## EXERCISE DETAILS
Quote each record exactly, please, leaving none out.

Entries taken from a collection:
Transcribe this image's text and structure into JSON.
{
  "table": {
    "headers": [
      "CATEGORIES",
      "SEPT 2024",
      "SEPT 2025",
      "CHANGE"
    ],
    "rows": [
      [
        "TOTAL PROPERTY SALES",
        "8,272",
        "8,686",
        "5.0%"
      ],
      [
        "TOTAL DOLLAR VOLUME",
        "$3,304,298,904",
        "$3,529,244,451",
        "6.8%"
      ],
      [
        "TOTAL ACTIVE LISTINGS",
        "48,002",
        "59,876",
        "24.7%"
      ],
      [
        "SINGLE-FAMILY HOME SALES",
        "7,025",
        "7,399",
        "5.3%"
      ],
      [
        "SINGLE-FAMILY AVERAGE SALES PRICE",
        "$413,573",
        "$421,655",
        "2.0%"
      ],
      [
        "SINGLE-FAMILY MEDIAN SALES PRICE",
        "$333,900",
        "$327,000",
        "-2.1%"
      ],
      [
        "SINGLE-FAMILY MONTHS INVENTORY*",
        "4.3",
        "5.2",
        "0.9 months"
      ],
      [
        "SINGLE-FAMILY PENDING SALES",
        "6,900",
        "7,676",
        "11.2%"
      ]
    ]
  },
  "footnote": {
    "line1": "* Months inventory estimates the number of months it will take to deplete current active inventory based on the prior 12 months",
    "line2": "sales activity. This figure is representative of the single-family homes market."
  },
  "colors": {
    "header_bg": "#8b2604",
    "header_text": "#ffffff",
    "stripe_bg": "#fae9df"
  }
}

## FULL RESPONSE
Transcribe this image's text and structure into JSON.
{
  "table": {
    "headers": [
      "CATEGORIES",
      "SEPT 2024",
      "SEPT 2025",
      "CHANGE"
    ],
    "rows": [
      [
        "TOTAL PROPERTY SALES",
        "8,272",
        "8,686",
        "5.0%"
      ],
      [
        "TOTAL DOLLAR VOLUME",
        "$3,304,298,904",
        "$3,529,244,451",
        "6.8%"
      ],
      [
        "TOTAL ACTIVE LISTINGS",
        "48,002",
        "59,876",
        "24.7%"
      ],
      [
        "SINGLE-FAMILY HOME SALES",
        "7,025",
        "7,399",
        "5.3%"
      ],
      [
        "SINGLE-FAMILY AVERAGE SALES PRICE",
        "$413,573",
        "$421,655",
        "2.0%"
      ],
      [
        "SINGLE-FAMILY MEDIAN SALES PRICE",
        "$333,900",
        "$327,000",
        "-2.1%"
      ],
      [
        "SINGLE-FAMILY MONTHS INVENTORY*",
        "4.3",
        "5.2",
        "0.9 months"
      ],
      [
        "SINGLE-FAMILY PENDING SALES",
        "6,900",
        "7,676",
        "11.2%"
      ]
    ]
  },
  "footnote": {
    "line1": "* Months inventory estimates the number of months it will take to deplete current active inventory based on the prior 12 months",
    "line2": "sales activity. This figure is representative of the single-family homes market."
  },
  "colors": {
    "header_bg": "#8b2604",
    "header_text": "#ffffff",
    "stripe_bg": "#fae9df"
  }
}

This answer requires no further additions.